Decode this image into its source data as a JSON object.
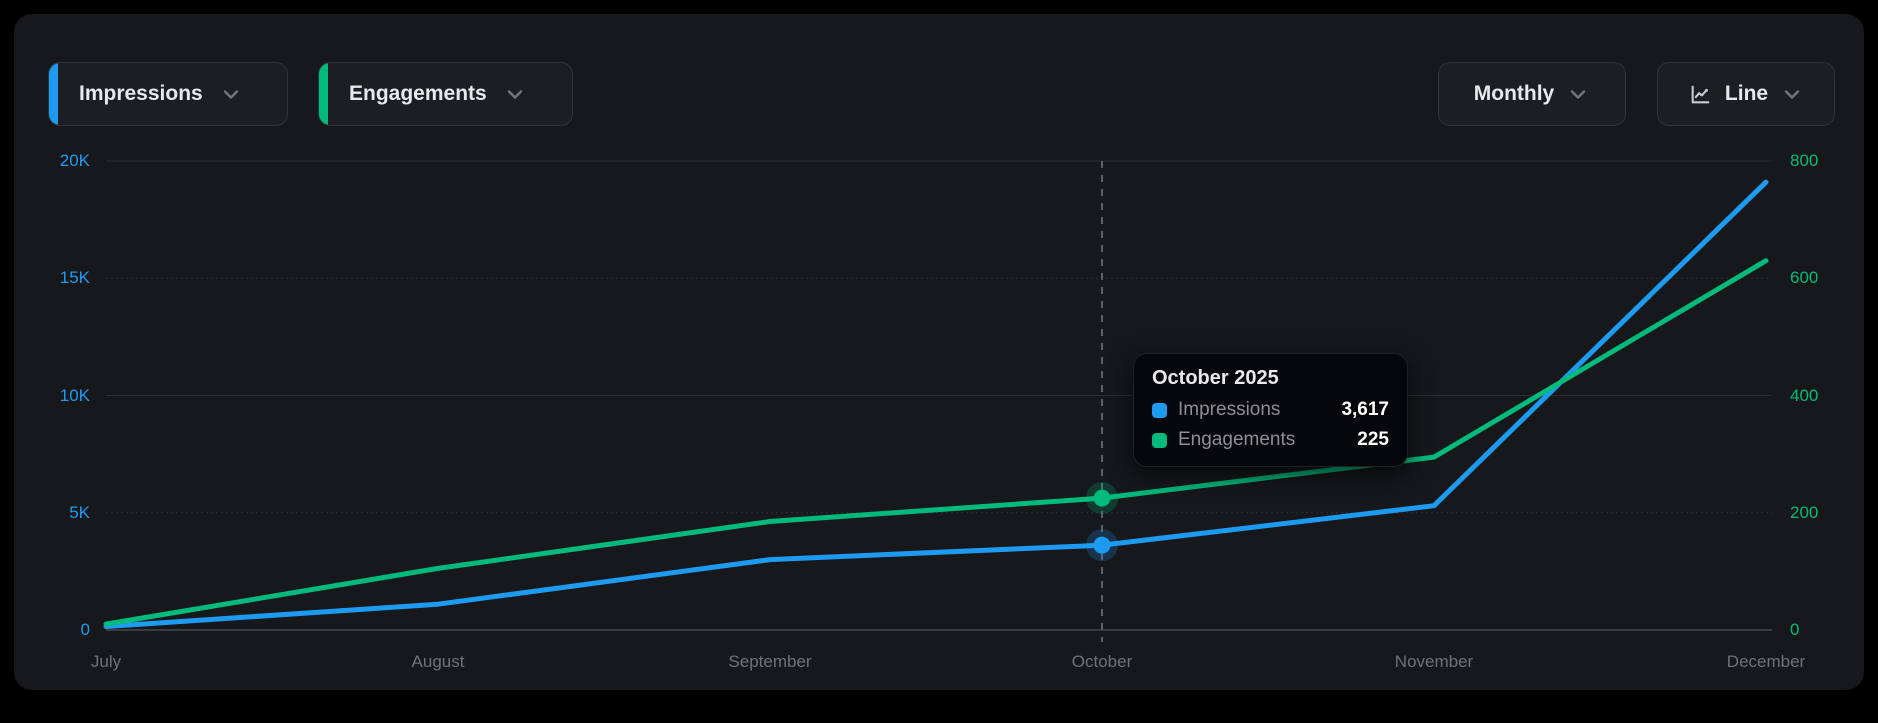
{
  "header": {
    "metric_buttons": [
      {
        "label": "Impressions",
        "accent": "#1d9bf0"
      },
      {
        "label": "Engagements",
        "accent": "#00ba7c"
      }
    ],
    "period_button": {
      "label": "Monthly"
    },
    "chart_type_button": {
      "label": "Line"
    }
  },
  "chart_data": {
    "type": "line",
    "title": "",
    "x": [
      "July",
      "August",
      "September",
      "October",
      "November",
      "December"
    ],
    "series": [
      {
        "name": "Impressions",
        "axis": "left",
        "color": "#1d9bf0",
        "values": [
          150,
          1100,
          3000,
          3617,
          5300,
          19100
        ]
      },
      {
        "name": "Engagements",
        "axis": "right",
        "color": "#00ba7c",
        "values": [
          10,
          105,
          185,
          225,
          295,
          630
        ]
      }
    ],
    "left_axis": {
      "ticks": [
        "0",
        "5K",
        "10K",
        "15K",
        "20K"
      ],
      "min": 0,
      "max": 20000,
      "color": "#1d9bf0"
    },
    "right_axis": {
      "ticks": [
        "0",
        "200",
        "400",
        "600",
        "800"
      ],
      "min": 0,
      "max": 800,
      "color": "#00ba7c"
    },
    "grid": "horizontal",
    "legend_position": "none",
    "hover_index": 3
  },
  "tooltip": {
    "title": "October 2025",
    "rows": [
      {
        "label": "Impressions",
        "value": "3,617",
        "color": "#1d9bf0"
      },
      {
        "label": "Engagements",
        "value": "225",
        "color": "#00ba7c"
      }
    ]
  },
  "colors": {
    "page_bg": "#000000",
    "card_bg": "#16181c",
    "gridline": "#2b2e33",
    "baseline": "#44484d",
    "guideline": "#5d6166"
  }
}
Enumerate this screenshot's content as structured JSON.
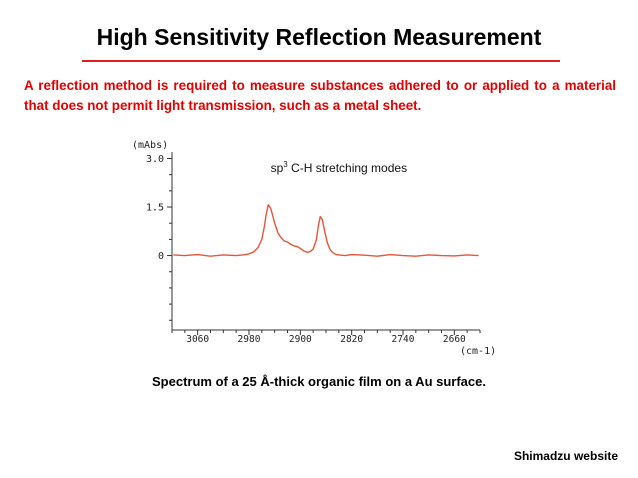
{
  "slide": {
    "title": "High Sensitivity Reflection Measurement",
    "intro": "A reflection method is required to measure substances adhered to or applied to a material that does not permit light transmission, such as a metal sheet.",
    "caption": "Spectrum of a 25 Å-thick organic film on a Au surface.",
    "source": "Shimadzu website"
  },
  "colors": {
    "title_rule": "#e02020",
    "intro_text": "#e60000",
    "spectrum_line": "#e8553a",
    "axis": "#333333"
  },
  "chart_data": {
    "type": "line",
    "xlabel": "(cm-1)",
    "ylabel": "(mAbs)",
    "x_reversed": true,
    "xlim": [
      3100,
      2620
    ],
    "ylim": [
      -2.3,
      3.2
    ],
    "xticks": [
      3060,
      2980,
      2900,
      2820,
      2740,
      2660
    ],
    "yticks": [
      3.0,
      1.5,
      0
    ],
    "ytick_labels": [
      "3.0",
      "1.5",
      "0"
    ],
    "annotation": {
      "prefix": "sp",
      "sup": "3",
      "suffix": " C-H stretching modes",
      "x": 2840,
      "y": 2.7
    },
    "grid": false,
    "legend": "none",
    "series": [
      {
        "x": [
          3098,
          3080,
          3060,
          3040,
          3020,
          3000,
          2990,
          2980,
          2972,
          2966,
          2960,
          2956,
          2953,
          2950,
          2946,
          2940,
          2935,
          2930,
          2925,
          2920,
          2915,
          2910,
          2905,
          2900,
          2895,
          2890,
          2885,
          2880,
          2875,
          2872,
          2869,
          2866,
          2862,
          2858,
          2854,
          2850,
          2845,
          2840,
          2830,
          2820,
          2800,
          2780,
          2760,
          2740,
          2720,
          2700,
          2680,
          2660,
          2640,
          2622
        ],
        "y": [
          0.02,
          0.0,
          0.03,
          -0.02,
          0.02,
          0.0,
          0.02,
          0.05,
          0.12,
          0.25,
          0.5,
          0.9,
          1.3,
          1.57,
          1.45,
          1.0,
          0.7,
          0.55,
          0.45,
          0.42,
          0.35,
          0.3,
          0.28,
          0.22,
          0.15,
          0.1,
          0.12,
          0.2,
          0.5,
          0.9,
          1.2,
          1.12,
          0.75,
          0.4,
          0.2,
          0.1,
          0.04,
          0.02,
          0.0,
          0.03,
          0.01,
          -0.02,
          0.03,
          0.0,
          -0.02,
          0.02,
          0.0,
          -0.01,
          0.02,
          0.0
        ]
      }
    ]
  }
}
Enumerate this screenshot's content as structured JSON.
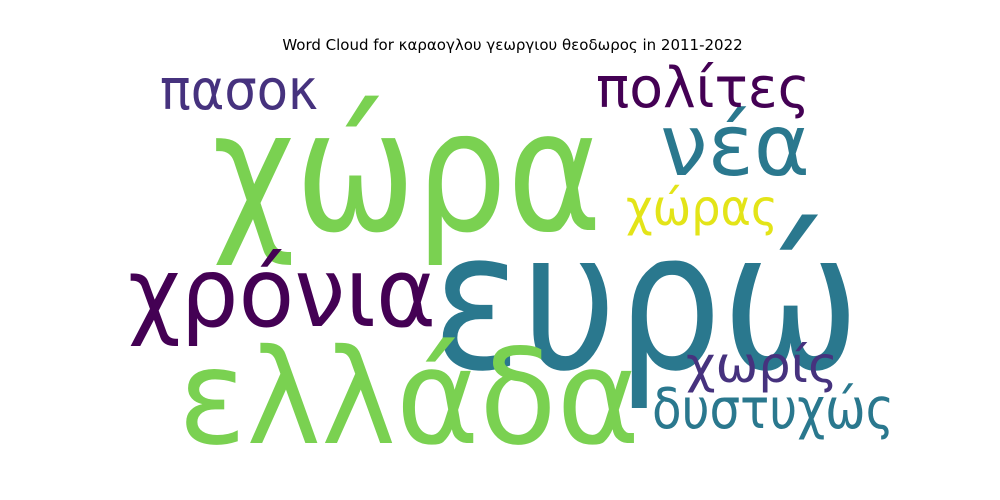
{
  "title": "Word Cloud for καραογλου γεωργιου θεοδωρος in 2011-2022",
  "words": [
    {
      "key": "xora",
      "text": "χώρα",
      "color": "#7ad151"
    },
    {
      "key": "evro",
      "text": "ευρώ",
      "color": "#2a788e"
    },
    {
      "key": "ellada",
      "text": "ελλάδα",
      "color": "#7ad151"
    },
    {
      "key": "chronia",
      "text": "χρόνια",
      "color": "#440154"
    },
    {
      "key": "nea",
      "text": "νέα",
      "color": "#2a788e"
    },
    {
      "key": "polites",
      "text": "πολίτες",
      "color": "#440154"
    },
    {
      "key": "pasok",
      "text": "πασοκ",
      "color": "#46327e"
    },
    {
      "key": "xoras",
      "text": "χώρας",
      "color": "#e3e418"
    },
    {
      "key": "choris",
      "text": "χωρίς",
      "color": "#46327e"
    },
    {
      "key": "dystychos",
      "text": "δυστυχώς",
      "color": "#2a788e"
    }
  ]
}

**Aim**
Transcribe the listing above verbatim. Omit the pictures.

**Written response**
Decode this image into its source data as a JSON object.
{
  "header": {
    "metric_buttons": [
      {
        "label": "Impressions",
        "accent": "#1d9bf0"
      },
      {
        "label": "Engagements",
        "accent": "#00ba7c"
      }
    ],
    "period_button": {
      "label": "Monthly"
    },
    "chart_type_button": {
      "label": "Line"
    }
  },
  "chart_data": {
    "type": "line",
    "title": "",
    "x": [
      "July",
      "August",
      "September",
      "October",
      "November",
      "December"
    ],
    "series": [
      {
        "name": "Impressions",
        "axis": "left",
        "color": "#1d9bf0",
        "values": [
          150,
          1100,
          3000,
          3617,
          5300,
          19100
        ]
      },
      {
        "name": "Engagements",
        "axis": "right",
        "color": "#00ba7c",
        "values": [
          10,
          105,
          185,
          225,
          295,
          630
        ]
      }
    ],
    "left_axis": {
      "ticks": [
        "0",
        "5K",
        "10K",
        "15K",
        "20K"
      ],
      "min": 0,
      "max": 20000,
      "color": "#1d9bf0"
    },
    "right_axis": {
      "ticks": [
        "0",
        "200",
        "400",
        "600",
        "800"
      ],
      "min": 0,
      "max": 800,
      "color": "#00ba7c"
    },
    "grid": "horizontal",
    "legend_position": "none",
    "hover_index": 3
  },
  "tooltip": {
    "title": "October 2025",
    "rows": [
      {
        "label": "Impressions",
        "value": "3,617",
        "color": "#1d9bf0"
      },
      {
        "label": "Engagements",
        "value": "225",
        "color": "#00ba7c"
      }
    ]
  },
  "colors": {
    "page_bg": "#000000",
    "card_bg": "#16181c",
    "gridline": "#2b2e33",
    "baseline": "#44484d",
    "guideline": "#5d6166"
  }
}
Enumerate this screenshot's content as structured JSON.
{
  "slide": {
    "title": "High Sensitivity Reflection Measurement",
    "intro": "A reflection method is required to measure substances adhered to or applied to a material that does not permit light transmission, such as a metal sheet.",
    "caption": "Spectrum of a 25 Å-thick organic film on a Au surface.",
    "source": "Shimadzu website"
  },
  "colors": {
    "title_rule": "#e02020",
    "intro_text": "#e60000",
    "spectrum_line": "#e8553a",
    "axis": "#333333"
  },
  "chart_data": {
    "type": "line",
    "xlabel": "(cm-1)",
    "ylabel": "(mAbs)",
    "x_reversed": true,
    "xlim": [
      3100,
      2620
    ],
    "ylim": [
      -2.3,
      3.2
    ],
    "xticks": [
      3060,
      2980,
      2900,
      2820,
      2740,
      2660
    ],
    "yticks": [
      3.0,
      1.5,
      0
    ],
    "ytick_labels": [
      "3.0",
      "1.5",
      "0"
    ],
    "annotation": {
      "prefix": "sp",
      "sup": "3",
      "suffix": " C-H stretching modes",
      "x": 2840,
      "y": 2.7
    },
    "grid": false,
    "legend": "none",
    "series": [
      {
        "x": [
          3098,
          3080,
          3060,
          3040,
          3020,
          3000,
          2990,
          2980,
          2972,
          2966,
          2960,
          2956,
          2953,
          2950,
          2946,
          2940,
          2935,
          2930,
          2925,
          2920,
          2915,
          2910,
          2905,
          2900,
          2895,
          2890,
          2885,
          2880,
          2875,
          2872,
          2869,
          2866,
          2862,
          2858,
          2854,
          2850,
          2845,
          2840,
          2830,
          2820,
          2800,
          2780,
          2760,
          2740,
          2720,
          2700,
          2680,
          2660,
          2640,
          2622
        ],
        "y": [
          0.02,
          0.0,
          0.03,
          -0.02,
          0.02,
          0.0,
          0.02,
          0.05,
          0.12,
          0.25,
          0.5,
          0.9,
          1.3,
          1.57,
          1.45,
          1.0,
          0.7,
          0.55,
          0.45,
          0.42,
          0.35,
          0.3,
          0.28,
          0.22,
          0.15,
          0.1,
          0.12,
          0.2,
          0.5,
          0.9,
          1.2,
          1.12,
          0.75,
          0.4,
          0.2,
          0.1,
          0.04,
          0.02,
          0.0,
          0.03,
          0.01,
          -0.02,
          0.03,
          0.0,
          -0.02,
          0.02,
          0.0,
          -0.01,
          0.02,
          0.0
        ]
      }
    ]
  }
}
Enumerate this screenshot's content as structured JSON.
{
  "title": "Word Cloud for καραογλου γεωργιου θεοδωρος in 2011-2022",
  "words": [
    {
      "key": "xora",
      "text": "χώρα",
      "color": "#7ad151"
    },
    {
      "key": "evro",
      "text": "ευρώ",
      "color": "#2a788e"
    },
    {
      "key": "ellada",
      "text": "ελλάδα",
      "color": "#7ad151"
    },
    {
      "key": "chronia",
      "text": "χρόνια",
      "color": "#440154"
    },
    {
      "key": "nea",
      "text": "νέα",
      "color": "#2a788e"
    },
    {
      "key": "polites",
      "text": "πολίτες",
      "color": "#440154"
    },
    {
      "key": "pasok",
      "text": "πασοκ",
      "color": "#46327e"
    },
    {
      "key": "xoras",
      "text": "χώρας",
      "color": "#e3e418"
    },
    {
      "key": "choris",
      "text": "χωρίς",
      "color": "#46327e"
    },
    {
      "key": "dystychos",
      "text": "δυστυχώς",
      "color": "#2a788e"
    }
  ]
}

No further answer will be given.